◆ **Given task**: Scan the entries below and extract each line with the word "these" in it.

┌──

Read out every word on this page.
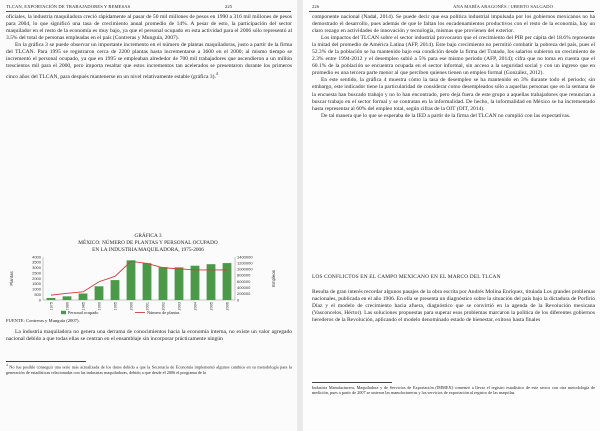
TLCAN, EXPORTACIÓN DE TRABAJADORES Y REMESAS	225

oficiales, la industria maquiladora creció rápidamente al pasar de 50 mil millones de pesos en 1990 a 316 mil millones de pesos para 2004, lo que significó una tasa de crecimiento anual promedio de 14%. A pesar de esto, la participación del sector maquilador en el resto de la economía es muy bajo, ya que el personal ocupado en esta actividad para el 2006 sólo representó al 3.5% del total de personas empleadas en el país (Contreras y Munguía, 2007).

En la gráfica 3 se puede observar un importante incremento en el número de plantas maquiladoras, justo a partir de la firma del TLCAN. Para 1995 se registraron cerca de 2200 plantas hasta incrementarse a 3600 en el 2000; al mismo tiempo se incrementó el personal ocupado, ya que en 1995 se empleaban alrededor de 700 mil trabajadores que ascendieron a un millón trescientos mil para el 2000, pero importa resaltar que estos incrementos tan acelerados se presentaron durante los primeros cinco años del TLCAN, para después mantenerse en un nivel relativamente estable (gráfica 3).$^4$

GRÁFICA 3
MÉXICO: NÚMERO DE PLANTAS Y PERSONAL OCUPADO
EN LA INDUSTRIA MAQUILADORA, 1975-2006
0
500
1000
1500
2000
2500
3000
3500
4000
0
200000
400000
600000
800000
1000000
1200000
1400000
Plantas	Empleos
1975	1980	1985	1990	1995	2000	2001	2002	2003	2004	2005	2006
Personal ocupado	Número de plantas
FUENTE: Contreras y Munguía (2007).

La industria maquiladora no genera una derrama de conocimientos hacia la economía interna, no existe un valor agregado nacional debido a que todas ellas se centran en el ensamblaje sin incorporar prácticamente ningún

$^4$ No fue posible conseguir una serie más actualizada de los datos debido a que la Secretaría de Economía implementó algunos cambios en su metodología para la generación de estadísticas relacionadas con las industrias maquiladoras, debido a que desde el 2006 el programa de la
226	ANA MARÍA ARAGONÉS / UBERTO SALGADO

componente nacional (Nadal, 2014). Se puede decir que esa política industrial impulsada por los gobiernos mexicanos no ha demostrado el desarrollo, pues además de que le faltan los encadenamientos productivos con el resto de la economía, hay un claro rezago en actividades de innovación y tecnología, mismas que provienen del exterior.

Los impactos del TLCAN sobre el sector industrial provocaron que el crecimiento del PIB per cápita del 18.6% represente la mitad del promedio de América Latina (AFP, 2014). Este bajo crecimiento no permitió combatir la pobreza del país, pues el 52.3% de la población se ha mantenido bajo esa condición desde la firma del Tratado, los salarios subieron un crecimiento de 2.3% entre 1994-2012 y el desempleo subió a 5% para ese mismo periodo (AFP, 2014); cifra que no toma en cuenta que el 60.1% de la población se encuentra ocupada en el sector informal, sin acceso a la seguridad social y con un ingreso que en promedio es una tercera parte menor al que perciben quienes tienen un empleo formal (González, 2012).

En este sentido, la gráfica 4 muestra cómo la tasa de desempleo se ha mantenido en 3% durante todo el periodo; sin embargo, este indicador tiene la particularidad de considerar como desempleados sólo a aquellas personas que en la semana de la encuesta han buscado trabajo y no lo han encontrado, pero deja fuera de este grupo a aquellas trabajadores que renuncian a buscar trabajo en el sector formal y se contratan en la informalidad. De hecho, la informalidad en México se ha incrementado hasta representar al 60% del empleo total, según cifras de la OIT (OIT, 2014).

De tal manera que lo que se esperaba de la IED a partir de la firma del TLCAN no cumplió con las expectativas.

LOS CONFLICTOS EN EL CAMPO MEXICANO EN EL MARCO DEL TLCAN

Resulta de gran interés recordar algunos pasajes de la obra escrita por Andrés Molina Enríquez, titulada Los grandes problemas nacionales, publicada en el año 1906. En ella se presenta un diagnóstico sobre la situación del país bajo la dictadura de Porfirio Díaz y el modelo de crecimiento hacia afuera, diagnóstico que se convirtió en la agenda de la Revolución mexicana (Vasconcelos, Héctor). Las soluciones propuestas para superar esos problemas marcaron la política de los diferentes gobiernos herederos de la Revolución, aplicando el modelo denominado estado de bienestar, exitoso hasta finales

Industria Manufacturera, Maquiladora y de Servicios de Exportación (IMMEX) comenzó a llevar el registro estadístico de este sector con otra metodología de medición, pues a partir de 2007 se unieron las manufactureras y los servicios de exportación al registro de las maquilas.
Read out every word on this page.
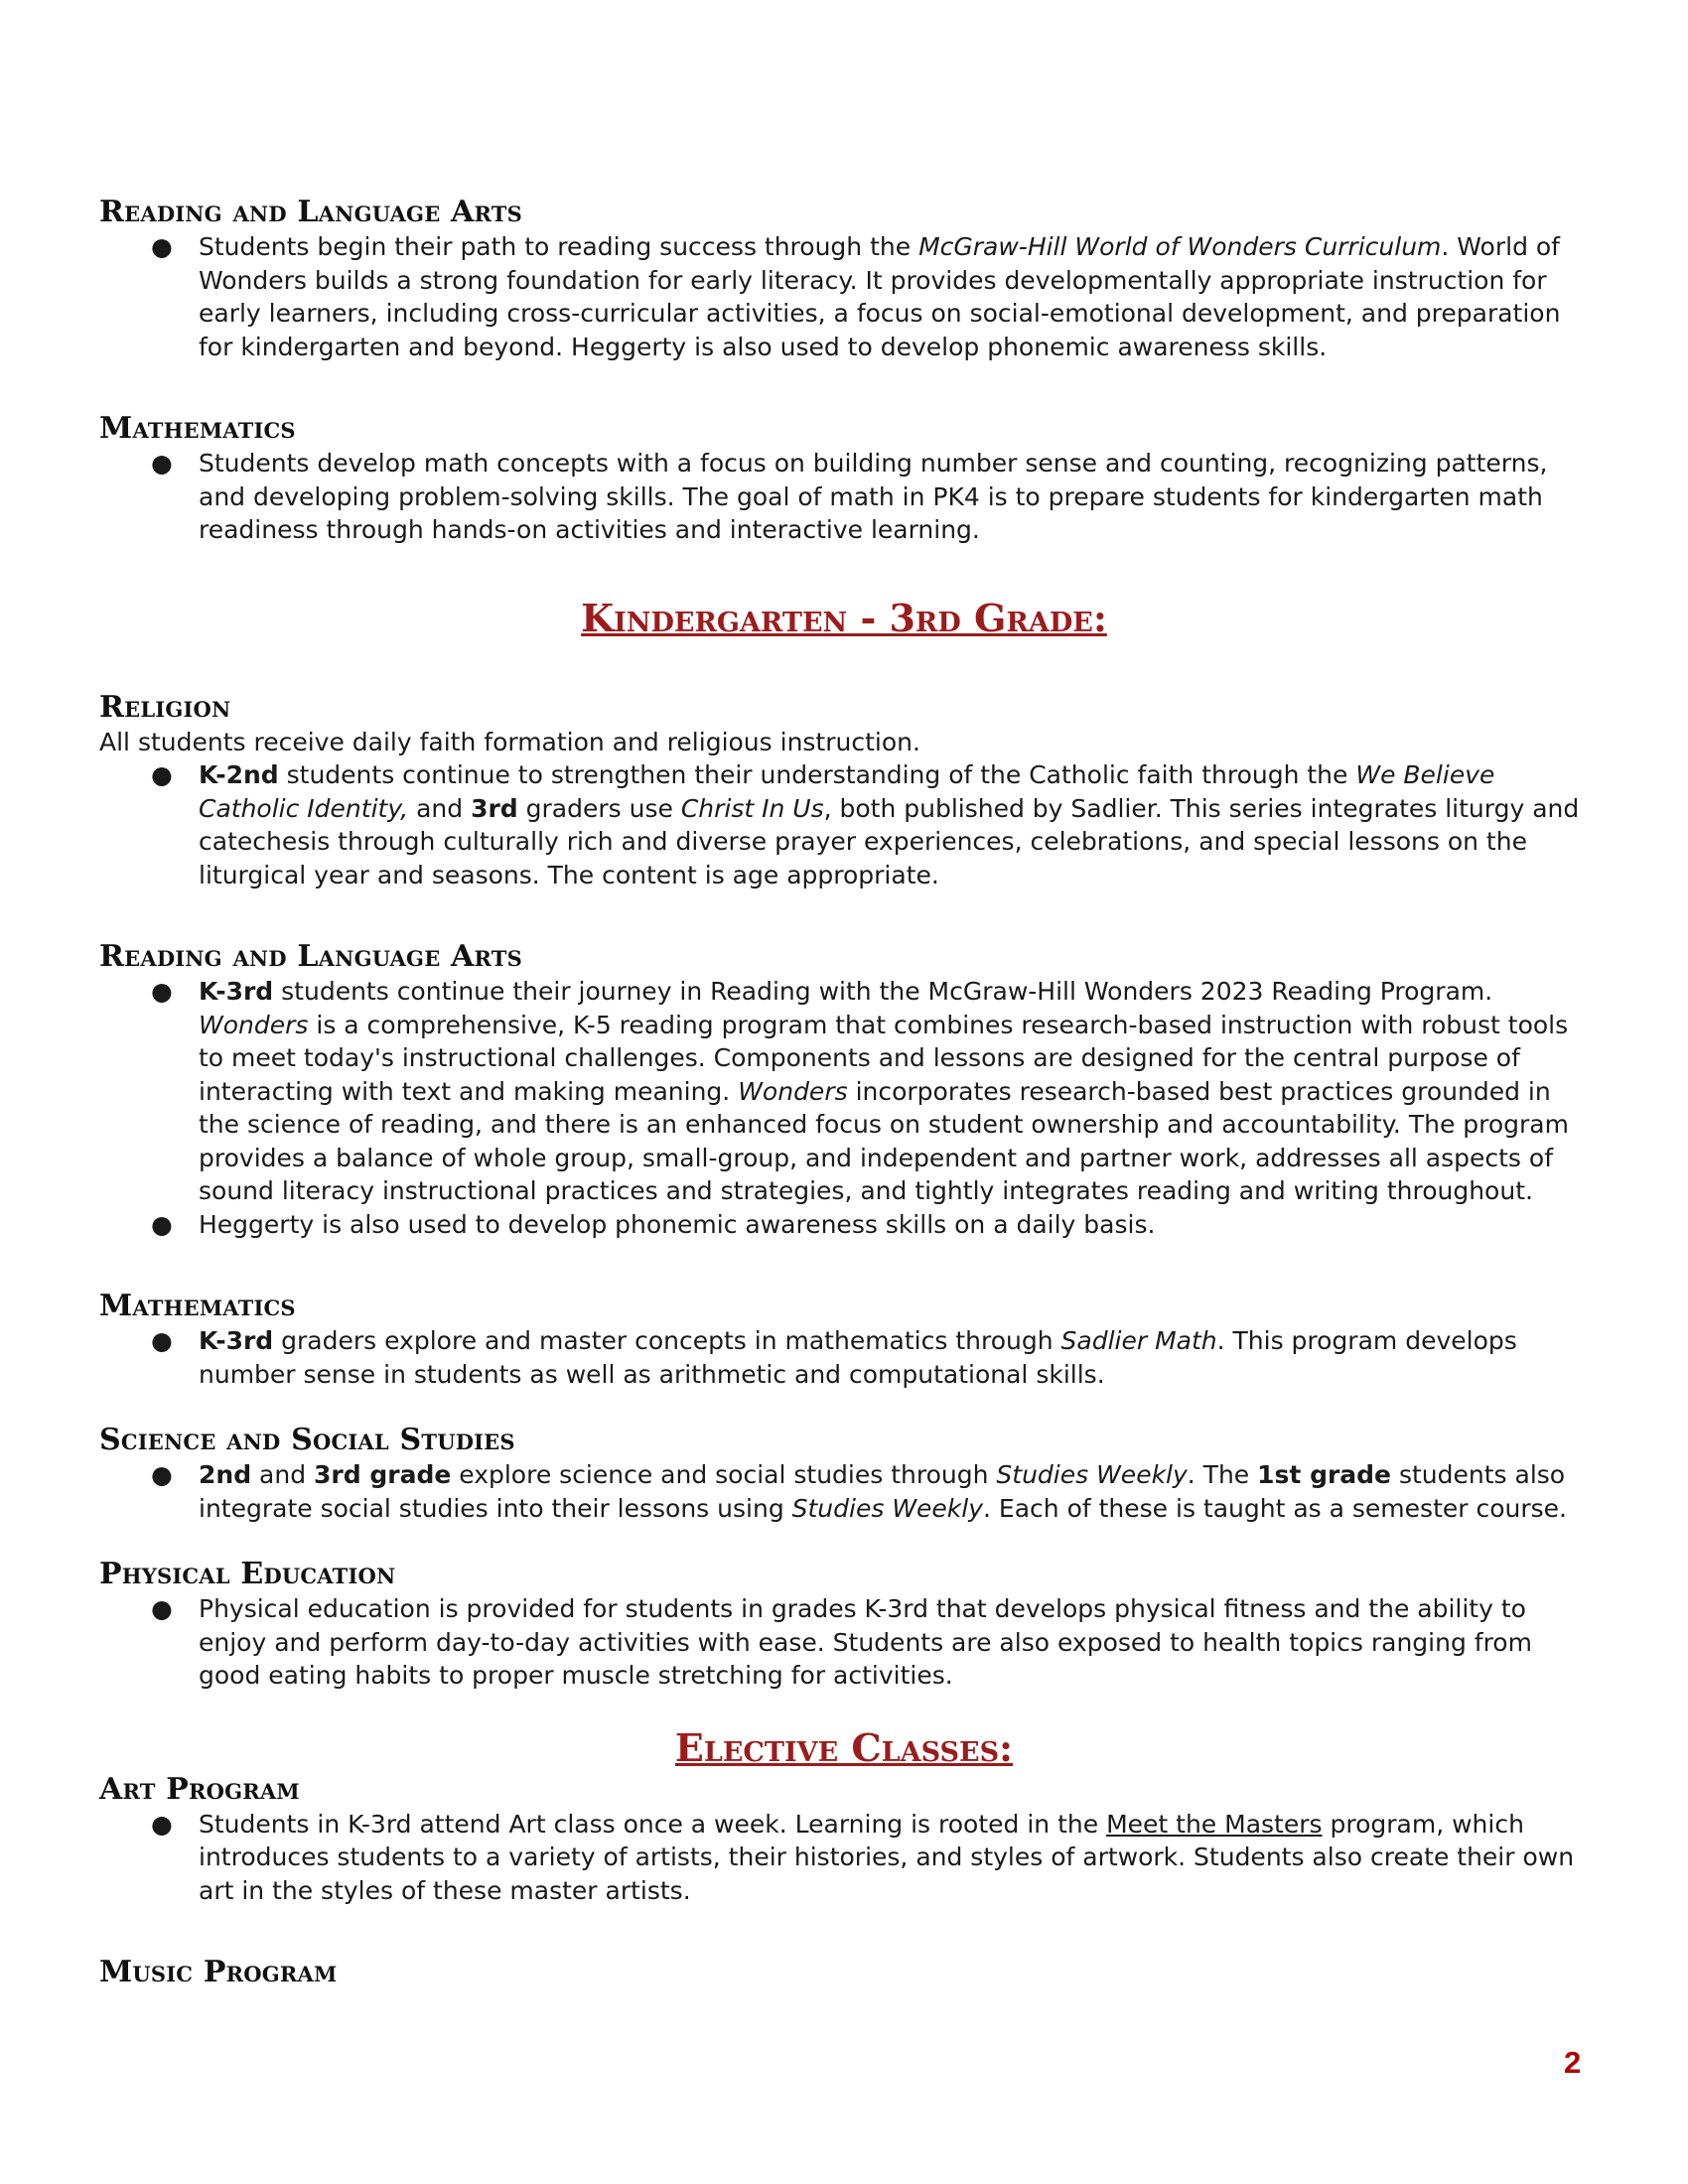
Reading and Language Arts
● Students begin their path to reading success through the McGraw-Hill World of Wonders Curriculum. World of Wonders builds a strong foundation for early literacy. It provides developmentally appropriate instruction for early learners, including cross-curricular activities, a focus on social-emotional development, and preparation for kindergarten and beyond. Heggerty is also used to develop phonemic awareness skills.
Mathematics
● Students develop math concepts with a focus on building number sense and counting, recognizing patterns, and developing problem-solving skills. The goal of math in PK4 is to prepare students for kindergarten math readiness through hands-on activities and interactive learning.
Kindergarten - 3rd Grade:
Religion

All students receive daily faith formation and religious instruction.

● K-2nd students continue to strengthen their understanding of the Catholic faith through the We Believe Catholic Identity, and 3rd graders use Christ In Us, both published by Sadlier. This series integrates liturgy and catechesis through culturally rich and diverse prayer experiences, celebrations, and special lessons on the liturgical year and seasons. The content is age appropriate.
Reading and Language Arts
● K-3rd students continue their journey in Reading with the McGraw-Hill Wonders 2023 Reading Program. Wonders is a comprehensive, K-5 reading program that combines research-based instruction with robust tools to meet today's instructional challenges. Components and lessons are designed for the central purpose of interacting with text and making meaning. Wonders incorporates research-based best practices grounded in the science of reading, and there is an enhanced focus on student ownership and accountability. The program provides a balance of whole group, small-group, and independent and partner work, addresses all aspects of sound literacy instructional practices and strategies, and tightly integrates reading and writing throughout.
● Heggerty is also used to develop phonemic awareness skills on a daily basis.
Mathematics
● K-3rd graders explore and master concepts in mathematics through Sadlier Math. This program develops number sense in students as well as arithmetic and computational skills.
Science and Social Studies
● 2nd and 3rd grade explore science and social studies through Studies Weekly. The 1st grade students also integrate social studies into their lessons using Studies Weekly. Each of these is taught as a semester course.
Physical Education
● Physical education is provided for students in grades K-3rd that develops physical fitness and the ability to enjoy and perform day-to-day activities with ease. Students are also exposed to health topics ranging from good eating habits to proper muscle stretching for activities.
Elective Classes:
Art Program
● Students in K-3rd attend Art class once a week. Learning is rooted in the Meet the Masters program, which introduces students to a variety of artists, their histories, and styles of artwork. Students also create their own art in the styles of these master artists.
Music Program
2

└──

◆ **Answer in full**:
● 2nd and 3rd grade explore science and social studies through Studies Weekly. The 1st grade students also integrate social studies into their lessons using Studies Weekly. Each of these is taught as a semester course.
● Students in K-3rd attend Art class once a week. Learning is rooted in the Meet the Masters program, which introduces students to a variety of artists, their histories, and styles of artwork. Students also create their own art in the styles of these master artists.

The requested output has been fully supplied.